------ RECORDS FOR PROCESSING
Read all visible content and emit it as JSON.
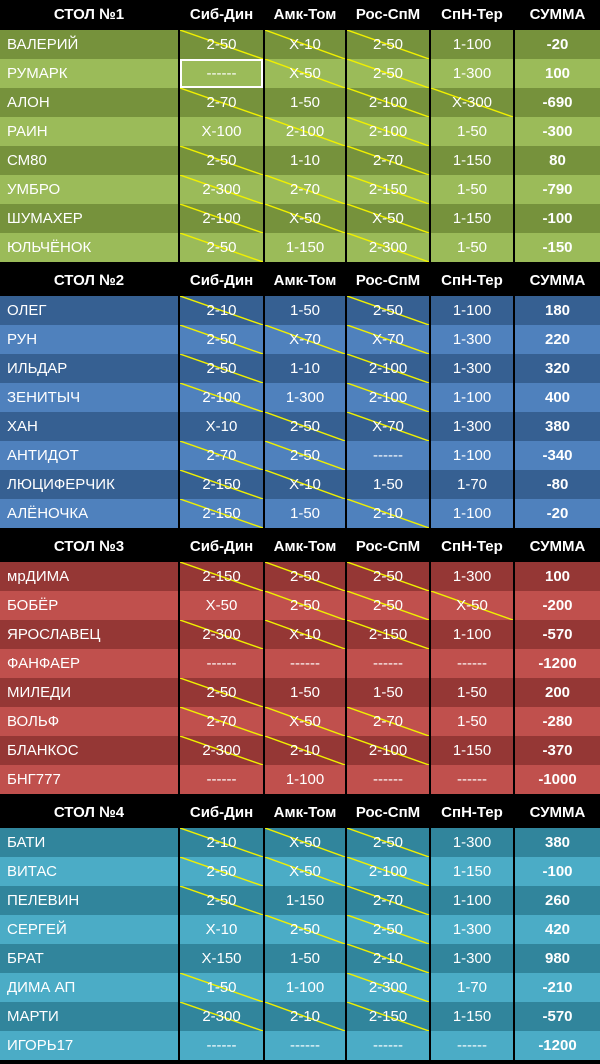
{
  "headers": [
    "Сиб-Дин",
    "Амк-Том",
    "Рос-СпМ",
    "СпН-Тер",
    "СУММА"
  ],
  "colors": {
    "strike": "#f0f000",
    "tables": [
      {
        "dark": "#76923c",
        "light": "#9bbb59"
      },
      {
        "dark": "#366092",
        "light": "#4f81bd"
      },
      {
        "dark": "#953735",
        "light": "#c0504d"
      },
      {
        "dark": "#31859c",
        "light": "#4bacc6"
      }
    ]
  },
  "tables": [
    {
      "title": "СТОЛ №1",
      "rows": [
        {
          "name": "ВАЛЕРИЙ",
          "picks": [
            "2-50",
            "Х-10",
            "2-50",
            "1-100"
          ],
          "sum": "-20",
          "struck": [
            1,
            1,
            1,
            0
          ]
        },
        {
          "name": "РУМАРК",
          "picks": [
            "------",
            "Х-50",
            "2-50",
            "1-300"
          ],
          "sum": "100",
          "struck": [
            0,
            1,
            1,
            0
          ],
          "selected": 0
        },
        {
          "name": "АЛОН",
          "picks": [
            "2-70",
            "1-50",
            "2-100",
            "Х-300"
          ],
          "sum": "-690",
          "struck": [
            1,
            0,
            1,
            1
          ]
        },
        {
          "name": "РАИН",
          "picks": [
            "Х-100",
            "2-100",
            "2-100",
            "1-50"
          ],
          "sum": "-300",
          "struck": [
            0,
            1,
            1,
            0
          ]
        },
        {
          "name": "СМ80",
          "picks": [
            "2-50",
            "1-10",
            "2-70",
            "1-150"
          ],
          "sum": "80",
          "struck": [
            1,
            0,
            1,
            0
          ]
        },
        {
          "name": "УМБРО",
          "picks": [
            "2-300",
            "2-70",
            "2-150",
            "1-50"
          ],
          "sum": "-790",
          "struck": [
            1,
            1,
            1,
            0
          ]
        },
        {
          "name": "ШУМАХЕР",
          "picks": [
            "2-100",
            "Х-50",
            "Х-50",
            "1-150"
          ],
          "sum": "-100",
          "struck": [
            1,
            1,
            1,
            0
          ]
        },
        {
          "name": "ЮЛЬЧЁНОК",
          "picks": [
            "2-50",
            "1-150",
            "2-300",
            "1-50"
          ],
          "sum": "-150",
          "struck": [
            1,
            0,
            1,
            0
          ]
        }
      ]
    },
    {
      "title": "СТОЛ №2",
      "rows": [
        {
          "name": "ОЛЕГ",
          "picks": [
            "2-10",
            "1-50",
            "2-50",
            "1-100"
          ],
          "sum": "180",
          "struck": [
            1,
            0,
            1,
            0
          ]
        },
        {
          "name": "РУН",
          "picks": [
            "2-50",
            "Х-70",
            "Х-70",
            "1-300"
          ],
          "sum": "220",
          "struck": [
            1,
            1,
            1,
            0
          ]
        },
        {
          "name": "ИЛЬДАР",
          "picks": [
            "2-50",
            "1-10",
            "2-100",
            "1-300"
          ],
          "sum": "320",
          "struck": [
            1,
            0,
            1,
            0
          ]
        },
        {
          "name": "ЗЕНИТЫЧ",
          "picks": [
            "2-100",
            "1-300",
            "2-100",
            "1-100"
          ],
          "sum": "400",
          "struck": [
            1,
            0,
            1,
            0
          ]
        },
        {
          "name": "ХАН",
          "picks": [
            "Х-10",
            "2-50",
            "Х-70",
            "1-300"
          ],
          "sum": "380",
          "struck": [
            0,
            1,
            1,
            0
          ]
        },
        {
          "name": "АНТИДОТ",
          "picks": [
            "2-70",
            "2-50",
            "------",
            "1-100"
          ],
          "sum": "-340",
          "struck": [
            1,
            1,
            0,
            0
          ]
        },
        {
          "name": "ЛЮЦИФЕРЧИК",
          "picks": [
            "2-150",
            "Х-10",
            "1-50",
            "1-70"
          ],
          "sum": "-80",
          "struck": [
            1,
            1,
            0,
            0
          ]
        },
        {
          "name": "АЛЁНОЧКА",
          "picks": [
            "2-150",
            "1-50",
            "2-10",
            "1-100"
          ],
          "sum": "-20",
          "struck": [
            1,
            0,
            1,
            0
          ]
        }
      ]
    },
    {
      "title": "СТОЛ №3",
      "rows": [
        {
          "name": "мрДИМА",
          "picks": [
            "2-150",
            "2-50",
            "2-50",
            "1-300"
          ],
          "sum": "100",
          "struck": [
            1,
            1,
            1,
            0
          ]
        },
        {
          "name": "БОБЁР",
          "picks": [
            "Х-50",
            "2-50",
            "2-50",
            "Х-50"
          ],
          "sum": "-200",
          "struck": [
            0,
            1,
            1,
            1
          ]
        },
        {
          "name": "ЯРОСЛАВЕЦ",
          "picks": [
            "2-300",
            "Х-10",
            "2-150",
            "1-100"
          ],
          "sum": "-570",
          "struck": [
            1,
            1,
            1,
            0
          ]
        },
        {
          "name": "ФАНФАЕР",
          "picks": [
            "------",
            "------",
            "------",
            "------"
          ],
          "sum": "-1200",
          "struck": [
            0,
            0,
            0,
            0
          ]
        },
        {
          "name": "МИЛЕДИ",
          "picks": [
            "2-50",
            "1-50",
            "1-50",
            "1-50"
          ],
          "sum": "200",
          "struck": [
            1,
            0,
            0,
            0
          ]
        },
        {
          "name": "ВОЛЬФ",
          "picks": [
            "2-70",
            "Х-50",
            "2-70",
            "1-50"
          ],
          "sum": "-280",
          "struck": [
            1,
            1,
            1,
            0
          ]
        },
        {
          "name": "БЛАНКОС",
          "picks": [
            "2-300",
            "2-10",
            "2-100",
            "1-150"
          ],
          "sum": "-370",
          "struck": [
            1,
            1,
            1,
            0
          ]
        },
        {
          "name": "БНГ777",
          "picks": [
            "------",
            "1-100",
            "------",
            "------"
          ],
          "sum": "-1000",
          "struck": [
            0,
            0,
            0,
            0
          ]
        }
      ]
    },
    {
      "title": "СТОЛ №4",
      "rows": [
        {
          "name": "БАТИ",
          "picks": [
            "2-10",
            "Х-50",
            "2-50",
            "1-300"
          ],
          "sum": "380",
          "struck": [
            1,
            1,
            1,
            0
          ]
        },
        {
          "name": "ВИТАС",
          "picks": [
            "2-50",
            "Х-50",
            "2-100",
            "1-150"
          ],
          "sum": "-100",
          "struck": [
            1,
            1,
            1,
            0
          ]
        },
        {
          "name": "ПЕЛЕВИН",
          "picks": [
            "2-50",
            "1-150",
            "2-70",
            "1-100"
          ],
          "sum": "260",
          "struck": [
            1,
            0,
            1,
            0
          ]
        },
        {
          "name": "СЕРГЕЙ",
          "picks": [
            "Х-10",
            "2-50",
            "2-50",
            "1-300"
          ],
          "sum": "420",
          "struck": [
            0,
            1,
            1,
            0
          ]
        },
        {
          "name": "БРАТ",
          "picks": [
            "Х-150",
            "1-50",
            "2-10",
            "1-300"
          ],
          "sum": "980",
          "struck": [
            0,
            0,
            1,
            0
          ]
        },
        {
          "name": "ДИМА АП",
          "picks": [
            "1-50",
            "1-100",
            "2-300",
            "1-70"
          ],
          "sum": "-210",
          "struck": [
            1,
            0,
            1,
            0
          ]
        },
        {
          "name": "МАРТИ",
          "picks": [
            "2-300",
            "2-10",
            "2-150",
            "1-150"
          ],
          "sum": "-570",
          "struck": [
            1,
            1,
            1,
            0
          ]
        },
        {
          "name": "ИГОРЬ17",
          "picks": [
            "------",
            "------",
            "------",
            "------"
          ],
          "sum": "-1200",
          "struck": [
            0,
            0,
            0,
            0
          ]
        }
      ]
    }
  ]
}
------------
» **WRITTEN REQUEST**
Images in the data above are to be skipped. Retype all other material exactly.

» **SOLUTION FOR THIS EXERCISE**
Read all visible content and emit it as JSON.
{
  "headers": [
    "Сиб-Дин",
    "Амк-Том",
    "Рос-СпМ",
    "СпН-Тер",
    "СУММА"
  ],
  "colors": {
    "strike": "#f0f000",
    "tables": [
      {
        "dark": "#76923c",
        "light": "#9bbb59"
      },
      {
        "dark": "#366092",
        "light": "#4f81bd"
      },
      {
        "dark": "#953735",
        "light": "#c0504d"
      },
      {
        "dark": "#31859c",
        "light": "#4bacc6"
      }
    ]
  },
  "tables": [
    {
      "title": "СТОЛ №1",
      "rows": [
        {
          "name": "ВАЛЕРИЙ",
          "picks": [
            "2-50",
            "Х-10",
            "2-50",
            "1-100"
          ],
          "sum": "-20",
          "struck": [
            1,
            1,
            1,
            0
          ]
        },
        {
          "name": "РУМАРК",
          "picks": [
            "------",
            "Х-50",
            "2-50",
            "1-300"
          ],
          "sum": "100",
          "struck": [
            0,
            1,
            1,
            0
          ],
          "selected": 0
        },
        {
          "name": "АЛОН",
          "picks": [
            "2-70",
            "1-50",
            "2-100",
            "Х-300"
          ],
          "sum": "-690",
          "struck": [
            1,
            0,
            1,
            1
          ]
        },
        {
          "name": "РАИН",
          "picks": [
            "Х-100",
            "2-100",
            "2-100",
            "1-50"
          ],
          "sum": "-300",
          "struck": [
            0,
            1,
            1,
            0
          ]
        },
        {
          "name": "СМ80",
          "picks": [
            "2-50",
            "1-10",
            "2-70",
            "1-150"
          ],
          "sum": "80",
          "struck": [
            1,
            0,
            1,
            0
          ]
        },
        {
          "name": "УМБРО",
          "picks": [
            "2-300",
            "2-70",
            "2-150",
            "1-50"
          ],
          "sum": "-790",
          "struck": [
            1,
            1,
            1,
            0
          ]
        },
        {
          "name": "ШУМАХЕР",
          "picks": [
            "2-100",
            "Х-50",
            "Х-50",
            "1-150"
          ],
          "sum": "-100",
          "struck": [
            1,
            1,
            1,
            0
          ]
        },
        {
          "name": "ЮЛЬЧЁНОК",
          "picks": [
            "2-50",
            "1-150",
            "2-300",
            "1-50"
          ],
          "sum": "-150",
          "struck": [
            1,
            0,
            1,
            0
          ]
        }
      ]
    },
    {
      "title": "СТОЛ №2",
      "rows": [
        {
          "name": "ОЛЕГ",
          "picks": [
            "2-10",
            "1-50",
            "2-50",
            "1-100"
          ],
          "sum": "180",
          "struck": [
            1,
            0,
            1,
            0
          ]
        },
        {
          "name": "РУН",
          "picks": [
            "2-50",
            "Х-70",
            "Х-70",
            "1-300"
          ],
          "sum": "220",
          "struck": [
            1,
            1,
            1,
            0
          ]
        },
        {
          "name": "ИЛЬДАР",
          "picks": [
            "2-50",
            "1-10",
            "2-100",
            "1-300"
          ],
          "sum": "320",
          "struck": [
            1,
            0,
            1,
            0
          ]
        },
        {
          "name": "ЗЕНИТЫЧ",
          "picks": [
            "2-100",
            "1-300",
            "2-100",
            "1-100"
          ],
          "sum": "400",
          "struck": [
            1,
            0,
            1,
            0
          ]
        },
        {
          "name": "ХАН",
          "picks": [
            "Х-10",
            "2-50",
            "Х-70",
            "1-300"
          ],
          "sum": "380",
          "struck": [
            0,
            1,
            1,
            0
          ]
        },
        {
          "name": "АНТИДОТ",
          "picks": [
            "2-70",
            "2-50",
            "------",
            "1-100"
          ],
          "sum": "-340",
          "struck": [
            1,
            1,
            0,
            0
          ]
        },
        {
          "name": "ЛЮЦИФЕРЧИК",
          "picks": [
            "2-150",
            "Х-10",
            "1-50",
            "1-70"
          ],
          "sum": "-80",
          "struck": [
            1,
            1,
            0,
            0
          ]
        },
        {
          "name": "АЛЁНОЧКА",
          "picks": [
            "2-150",
            "1-50",
            "2-10",
            "1-100"
          ],
          "sum": "-20",
          "struck": [
            1,
            0,
            1,
            0
          ]
        }
      ]
    },
    {
      "title": "СТОЛ №3",
      "rows": [
        {
          "name": "мрДИМА",
          "picks": [
            "2-150",
            "2-50",
            "2-50",
            "1-300"
          ],
          "sum": "100",
          "struck": [
            1,
            1,
            1,
            0
          ]
        },
        {
          "name": "БОБЁР",
          "picks": [
            "Х-50",
            "2-50",
            "2-50",
            "Х-50"
          ],
          "sum": "-200",
          "struck": [
            0,
            1,
            1,
            1
          ]
        },
        {
          "name": "ЯРОСЛАВЕЦ",
          "picks": [
            "2-300",
            "Х-10",
            "2-150",
            "1-100"
          ],
          "sum": "-570",
          "struck": [
            1,
            1,
            1,
            0
          ]
        },
        {
          "name": "ФАНФАЕР",
          "picks": [
            "------",
            "------",
            "------",
            "------"
          ],
          "sum": "-1200",
          "struck": [
            0,
            0,
            0,
            0
          ]
        },
        {
          "name": "МИЛЕДИ",
          "picks": [
            "2-50",
            "1-50",
            "1-50",
            "1-50"
          ],
          "sum": "200",
          "struck": [
            1,
            0,
            0,
            0
          ]
        },
        {
          "name": "ВОЛЬФ",
          "picks": [
            "2-70",
            "Х-50",
            "2-70",
            "1-50"
          ],
          "sum": "-280",
          "struck": [
            1,
            1,
            1,
            0
          ]
        },
        {
          "name": "БЛАНКОС",
          "picks": [
            "2-300",
            "2-10",
            "2-100",
            "1-150"
          ],
          "sum": "-370",
          "struck": [
            1,
            1,
            1,
            0
          ]
        },
        {
          "name": "БНГ777",
          "picks": [
            "------",
            "1-100",
            "------",
            "------"
          ],
          "sum": "-1000",
          "struck": [
            0,
            0,
            0,
            0
          ]
        }
      ]
    },
    {
      "title": "СТОЛ №4",
      "rows": [
        {
          "name": "БАТИ",
          "picks": [
            "2-10",
            "Х-50",
            "2-50",
            "1-300"
          ],
          "sum": "380",
          "struck": [
            1,
            1,
            1,
            0
          ]
        },
        {
          "name": "ВИТАС",
          "picks": [
            "2-50",
            "Х-50",
            "2-100",
            "1-150"
          ],
          "sum": "-100",
          "struck": [
            1,
            1,
            1,
            0
          ]
        },
        {
          "name": "ПЕЛЕВИН",
          "picks": [
            "2-50",
            "1-150",
            "2-70",
            "1-100"
          ],
          "sum": "260",
          "struck": [
            1,
            0,
            1,
            0
          ]
        },
        {
          "name": "СЕРГЕЙ",
          "picks": [
            "Х-10",
            "2-50",
            "2-50",
            "1-300"
          ],
          "sum": "420",
          "struck": [
            0,
            1,
            1,
            0
          ]
        },
        {
          "name": "БРАТ",
          "picks": [
            "Х-150",
            "1-50",
            "2-10",
            "1-300"
          ],
          "sum": "980",
          "struck": [
            0,
            0,
            1,
            0
          ]
        },
        {
          "name": "ДИМА АП",
          "picks": [
            "1-50",
            "1-100",
            "2-300",
            "1-70"
          ],
          "sum": "-210",
          "struck": [
            1,
            0,
            1,
            0
          ]
        },
        {
          "name": "МАРТИ",
          "picks": [
            "2-300",
            "2-10",
            "2-150",
            "1-150"
          ],
          "sum": "-570",
          "struck": [
            1,
            1,
            1,
            0
          ]
        },
        {
          "name": "ИГОРЬ17",
          "picks": [
            "------",
            "------",
            "------",
            "------"
          ],
          "sum": "-1200",
          "struck": [
            0,
            0,
            0,
            0
          ]
        }
      ]
    }
  ]
}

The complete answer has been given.